__Record list__:
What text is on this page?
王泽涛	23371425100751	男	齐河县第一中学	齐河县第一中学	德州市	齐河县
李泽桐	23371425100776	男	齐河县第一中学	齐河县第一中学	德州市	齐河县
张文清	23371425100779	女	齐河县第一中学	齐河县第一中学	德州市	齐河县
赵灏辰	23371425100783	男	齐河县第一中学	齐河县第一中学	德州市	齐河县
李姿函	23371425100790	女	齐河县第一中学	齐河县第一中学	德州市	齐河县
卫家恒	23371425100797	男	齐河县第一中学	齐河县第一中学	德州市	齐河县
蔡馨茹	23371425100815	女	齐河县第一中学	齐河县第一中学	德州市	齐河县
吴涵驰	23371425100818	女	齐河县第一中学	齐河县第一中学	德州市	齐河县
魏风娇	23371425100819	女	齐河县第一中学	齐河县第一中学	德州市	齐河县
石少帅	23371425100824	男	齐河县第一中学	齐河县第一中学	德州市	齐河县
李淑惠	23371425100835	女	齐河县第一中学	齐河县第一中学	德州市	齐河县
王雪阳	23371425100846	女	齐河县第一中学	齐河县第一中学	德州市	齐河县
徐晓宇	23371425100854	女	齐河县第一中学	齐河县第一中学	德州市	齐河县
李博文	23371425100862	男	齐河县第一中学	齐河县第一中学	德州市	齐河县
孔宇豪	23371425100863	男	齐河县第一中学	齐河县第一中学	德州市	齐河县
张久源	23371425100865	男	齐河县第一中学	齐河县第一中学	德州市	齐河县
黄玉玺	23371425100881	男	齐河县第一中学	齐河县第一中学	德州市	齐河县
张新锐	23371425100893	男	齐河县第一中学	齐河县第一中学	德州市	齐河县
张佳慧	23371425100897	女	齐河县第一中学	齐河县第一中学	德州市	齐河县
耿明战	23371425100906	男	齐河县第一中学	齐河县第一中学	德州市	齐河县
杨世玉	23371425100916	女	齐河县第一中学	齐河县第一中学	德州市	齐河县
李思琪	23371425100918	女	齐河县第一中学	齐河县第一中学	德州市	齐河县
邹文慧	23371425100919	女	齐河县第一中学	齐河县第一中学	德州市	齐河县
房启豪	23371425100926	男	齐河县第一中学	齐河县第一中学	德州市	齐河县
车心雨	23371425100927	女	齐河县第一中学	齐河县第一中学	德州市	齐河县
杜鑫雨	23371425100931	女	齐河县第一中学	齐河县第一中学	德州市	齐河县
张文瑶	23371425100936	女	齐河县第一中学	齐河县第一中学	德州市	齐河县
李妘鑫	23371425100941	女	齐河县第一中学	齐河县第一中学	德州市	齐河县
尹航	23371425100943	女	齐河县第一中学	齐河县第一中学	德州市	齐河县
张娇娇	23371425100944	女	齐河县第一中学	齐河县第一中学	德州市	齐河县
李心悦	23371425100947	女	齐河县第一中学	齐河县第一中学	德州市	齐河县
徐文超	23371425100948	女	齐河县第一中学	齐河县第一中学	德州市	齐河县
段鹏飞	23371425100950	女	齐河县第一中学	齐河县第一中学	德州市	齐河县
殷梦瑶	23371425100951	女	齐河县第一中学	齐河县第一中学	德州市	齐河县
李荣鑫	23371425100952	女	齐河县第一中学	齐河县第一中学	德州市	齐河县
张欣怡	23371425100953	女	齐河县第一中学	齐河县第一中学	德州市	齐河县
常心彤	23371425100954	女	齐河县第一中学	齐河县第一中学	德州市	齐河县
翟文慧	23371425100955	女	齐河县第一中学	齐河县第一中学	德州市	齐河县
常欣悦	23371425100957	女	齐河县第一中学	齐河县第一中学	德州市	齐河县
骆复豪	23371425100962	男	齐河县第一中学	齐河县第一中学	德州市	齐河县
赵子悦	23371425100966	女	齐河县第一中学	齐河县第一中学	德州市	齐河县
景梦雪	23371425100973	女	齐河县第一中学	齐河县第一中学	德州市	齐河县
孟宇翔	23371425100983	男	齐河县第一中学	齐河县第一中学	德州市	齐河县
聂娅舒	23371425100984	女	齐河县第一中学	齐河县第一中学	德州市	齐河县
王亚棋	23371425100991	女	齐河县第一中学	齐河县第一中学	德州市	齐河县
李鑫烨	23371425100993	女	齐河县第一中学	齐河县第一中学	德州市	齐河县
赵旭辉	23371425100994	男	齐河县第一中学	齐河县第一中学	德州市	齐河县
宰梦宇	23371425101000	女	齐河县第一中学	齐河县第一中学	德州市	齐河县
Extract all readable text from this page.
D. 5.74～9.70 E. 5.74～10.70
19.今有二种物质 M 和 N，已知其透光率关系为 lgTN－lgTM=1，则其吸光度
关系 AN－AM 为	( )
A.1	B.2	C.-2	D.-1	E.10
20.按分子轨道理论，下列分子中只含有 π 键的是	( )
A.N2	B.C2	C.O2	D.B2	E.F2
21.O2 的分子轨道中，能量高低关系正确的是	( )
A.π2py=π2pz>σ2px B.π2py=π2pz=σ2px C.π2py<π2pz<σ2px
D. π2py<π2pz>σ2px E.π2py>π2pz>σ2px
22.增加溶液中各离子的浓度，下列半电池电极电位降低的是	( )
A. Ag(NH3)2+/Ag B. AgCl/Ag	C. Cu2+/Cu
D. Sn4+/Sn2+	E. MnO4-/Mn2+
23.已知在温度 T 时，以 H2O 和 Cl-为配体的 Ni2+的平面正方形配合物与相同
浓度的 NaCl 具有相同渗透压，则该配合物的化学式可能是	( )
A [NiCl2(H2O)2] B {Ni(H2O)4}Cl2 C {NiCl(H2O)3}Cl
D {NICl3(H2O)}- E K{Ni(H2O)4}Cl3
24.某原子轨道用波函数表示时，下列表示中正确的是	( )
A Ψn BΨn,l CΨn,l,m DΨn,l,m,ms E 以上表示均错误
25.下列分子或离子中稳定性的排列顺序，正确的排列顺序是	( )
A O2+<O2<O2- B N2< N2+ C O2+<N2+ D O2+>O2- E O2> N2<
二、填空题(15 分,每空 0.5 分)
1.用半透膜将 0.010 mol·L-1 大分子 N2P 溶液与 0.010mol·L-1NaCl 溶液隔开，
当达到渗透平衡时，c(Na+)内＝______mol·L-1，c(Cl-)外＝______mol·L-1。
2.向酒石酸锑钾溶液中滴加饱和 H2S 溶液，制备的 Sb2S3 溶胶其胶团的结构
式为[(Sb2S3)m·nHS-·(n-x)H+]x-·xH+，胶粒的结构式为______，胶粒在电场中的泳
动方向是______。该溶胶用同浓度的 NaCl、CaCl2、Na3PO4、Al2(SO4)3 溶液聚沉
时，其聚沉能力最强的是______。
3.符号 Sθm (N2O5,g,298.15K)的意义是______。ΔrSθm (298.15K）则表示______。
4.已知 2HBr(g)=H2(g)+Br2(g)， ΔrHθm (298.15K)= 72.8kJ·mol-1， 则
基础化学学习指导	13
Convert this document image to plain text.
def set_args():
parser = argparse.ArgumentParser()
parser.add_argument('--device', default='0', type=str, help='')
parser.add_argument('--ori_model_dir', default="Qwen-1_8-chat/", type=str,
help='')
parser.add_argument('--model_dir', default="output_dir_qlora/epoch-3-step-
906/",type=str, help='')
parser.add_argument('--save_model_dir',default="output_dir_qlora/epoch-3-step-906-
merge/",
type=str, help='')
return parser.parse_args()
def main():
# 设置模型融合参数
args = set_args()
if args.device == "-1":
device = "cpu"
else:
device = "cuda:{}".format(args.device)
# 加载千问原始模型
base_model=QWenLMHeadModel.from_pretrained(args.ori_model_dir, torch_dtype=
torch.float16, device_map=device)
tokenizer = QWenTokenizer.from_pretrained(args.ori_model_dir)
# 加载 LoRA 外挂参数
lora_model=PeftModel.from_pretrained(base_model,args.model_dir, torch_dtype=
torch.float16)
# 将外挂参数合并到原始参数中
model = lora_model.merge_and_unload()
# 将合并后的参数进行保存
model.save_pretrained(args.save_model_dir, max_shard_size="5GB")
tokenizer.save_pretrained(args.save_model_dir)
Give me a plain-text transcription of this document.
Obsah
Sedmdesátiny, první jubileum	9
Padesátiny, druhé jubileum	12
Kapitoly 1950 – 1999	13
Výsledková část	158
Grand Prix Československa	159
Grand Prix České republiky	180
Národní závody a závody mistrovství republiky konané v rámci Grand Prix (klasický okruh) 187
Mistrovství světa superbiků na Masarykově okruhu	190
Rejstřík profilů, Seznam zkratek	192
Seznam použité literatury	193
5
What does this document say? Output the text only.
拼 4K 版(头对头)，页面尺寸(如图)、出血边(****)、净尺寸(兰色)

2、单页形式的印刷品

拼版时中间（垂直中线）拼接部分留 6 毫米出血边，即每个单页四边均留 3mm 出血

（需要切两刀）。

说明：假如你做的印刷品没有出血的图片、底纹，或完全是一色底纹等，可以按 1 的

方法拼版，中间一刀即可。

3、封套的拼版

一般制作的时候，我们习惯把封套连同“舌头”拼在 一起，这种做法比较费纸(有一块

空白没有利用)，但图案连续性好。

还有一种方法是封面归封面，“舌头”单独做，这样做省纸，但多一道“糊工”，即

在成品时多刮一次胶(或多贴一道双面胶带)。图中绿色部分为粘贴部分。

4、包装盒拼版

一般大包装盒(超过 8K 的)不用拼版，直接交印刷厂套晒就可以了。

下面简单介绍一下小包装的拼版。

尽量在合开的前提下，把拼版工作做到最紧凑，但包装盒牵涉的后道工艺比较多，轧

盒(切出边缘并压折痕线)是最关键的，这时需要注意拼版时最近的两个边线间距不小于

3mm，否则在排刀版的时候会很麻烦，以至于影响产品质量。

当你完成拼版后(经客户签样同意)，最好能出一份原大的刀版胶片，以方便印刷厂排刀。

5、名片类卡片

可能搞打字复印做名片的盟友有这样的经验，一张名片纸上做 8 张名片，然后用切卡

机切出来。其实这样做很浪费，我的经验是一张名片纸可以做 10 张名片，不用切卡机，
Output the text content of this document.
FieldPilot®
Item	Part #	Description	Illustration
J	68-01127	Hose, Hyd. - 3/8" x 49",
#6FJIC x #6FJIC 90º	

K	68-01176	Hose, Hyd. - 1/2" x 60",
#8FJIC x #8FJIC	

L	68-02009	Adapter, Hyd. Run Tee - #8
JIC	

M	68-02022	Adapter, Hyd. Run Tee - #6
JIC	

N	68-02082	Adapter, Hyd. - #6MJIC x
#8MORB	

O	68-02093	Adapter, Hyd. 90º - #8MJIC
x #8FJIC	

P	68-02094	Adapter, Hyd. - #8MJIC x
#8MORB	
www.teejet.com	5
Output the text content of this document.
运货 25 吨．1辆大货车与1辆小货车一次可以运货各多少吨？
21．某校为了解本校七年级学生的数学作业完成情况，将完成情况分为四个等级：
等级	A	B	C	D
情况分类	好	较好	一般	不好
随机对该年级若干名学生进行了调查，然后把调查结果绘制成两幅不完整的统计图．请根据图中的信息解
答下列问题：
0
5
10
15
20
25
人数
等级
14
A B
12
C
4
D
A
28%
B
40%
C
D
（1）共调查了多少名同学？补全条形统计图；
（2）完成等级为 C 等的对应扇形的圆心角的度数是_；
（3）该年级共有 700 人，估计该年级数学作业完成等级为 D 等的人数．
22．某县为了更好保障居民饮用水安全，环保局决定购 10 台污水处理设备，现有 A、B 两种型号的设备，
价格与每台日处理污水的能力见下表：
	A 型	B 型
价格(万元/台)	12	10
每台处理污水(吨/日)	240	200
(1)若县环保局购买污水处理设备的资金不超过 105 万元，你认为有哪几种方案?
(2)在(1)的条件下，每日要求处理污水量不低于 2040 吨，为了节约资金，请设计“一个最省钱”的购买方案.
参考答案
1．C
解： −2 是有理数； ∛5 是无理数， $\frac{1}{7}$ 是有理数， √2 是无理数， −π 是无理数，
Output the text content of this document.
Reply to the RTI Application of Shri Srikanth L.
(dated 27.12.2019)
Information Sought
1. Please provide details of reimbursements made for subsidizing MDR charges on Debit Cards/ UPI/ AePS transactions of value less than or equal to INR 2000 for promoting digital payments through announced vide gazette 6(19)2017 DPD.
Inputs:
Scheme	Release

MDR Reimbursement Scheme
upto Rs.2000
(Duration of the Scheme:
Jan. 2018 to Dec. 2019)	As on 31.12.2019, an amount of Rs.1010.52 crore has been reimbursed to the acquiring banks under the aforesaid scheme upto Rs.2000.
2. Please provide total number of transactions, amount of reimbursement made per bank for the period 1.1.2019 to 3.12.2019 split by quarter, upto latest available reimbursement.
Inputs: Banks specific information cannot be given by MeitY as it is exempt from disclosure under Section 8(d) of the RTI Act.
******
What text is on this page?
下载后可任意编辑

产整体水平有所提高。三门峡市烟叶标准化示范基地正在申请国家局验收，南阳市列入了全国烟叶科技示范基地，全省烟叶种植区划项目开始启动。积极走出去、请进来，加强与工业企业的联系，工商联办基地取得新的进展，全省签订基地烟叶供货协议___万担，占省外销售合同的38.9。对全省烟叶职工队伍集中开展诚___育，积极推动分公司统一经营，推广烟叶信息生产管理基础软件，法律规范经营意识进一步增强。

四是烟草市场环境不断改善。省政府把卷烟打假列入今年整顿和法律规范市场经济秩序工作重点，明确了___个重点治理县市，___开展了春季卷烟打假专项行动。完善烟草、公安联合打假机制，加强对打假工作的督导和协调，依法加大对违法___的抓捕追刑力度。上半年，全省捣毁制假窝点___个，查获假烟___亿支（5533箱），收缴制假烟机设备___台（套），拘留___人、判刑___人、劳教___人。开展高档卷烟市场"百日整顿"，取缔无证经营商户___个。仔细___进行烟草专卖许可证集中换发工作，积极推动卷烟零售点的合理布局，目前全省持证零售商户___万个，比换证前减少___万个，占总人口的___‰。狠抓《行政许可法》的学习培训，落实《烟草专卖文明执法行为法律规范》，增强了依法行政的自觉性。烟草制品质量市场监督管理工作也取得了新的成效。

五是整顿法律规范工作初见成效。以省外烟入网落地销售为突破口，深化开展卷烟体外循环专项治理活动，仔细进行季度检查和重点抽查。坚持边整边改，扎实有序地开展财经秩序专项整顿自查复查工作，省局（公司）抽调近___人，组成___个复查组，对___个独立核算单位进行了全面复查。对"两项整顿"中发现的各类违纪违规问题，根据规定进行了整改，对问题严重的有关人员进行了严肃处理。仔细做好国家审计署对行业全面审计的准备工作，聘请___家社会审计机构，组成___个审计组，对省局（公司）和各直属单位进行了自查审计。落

__Given exercise__:
Filter the data, keeping only the lines that contain "upto".

__Answer to the exercise__:
upto Rs.2000
Jan. 2018 to Dec. 2019)	As on 31.12.2019, an amount of Rs.1010.52 crore has been reimbursed to the acquiring banks under the aforesaid scheme upto Rs.2000.
2. Please provide total number of transactions, amount of reimbursement made per bank for the period 1.1.2019 to 3.12.2019 split by quarter, upto latest available reimbursement.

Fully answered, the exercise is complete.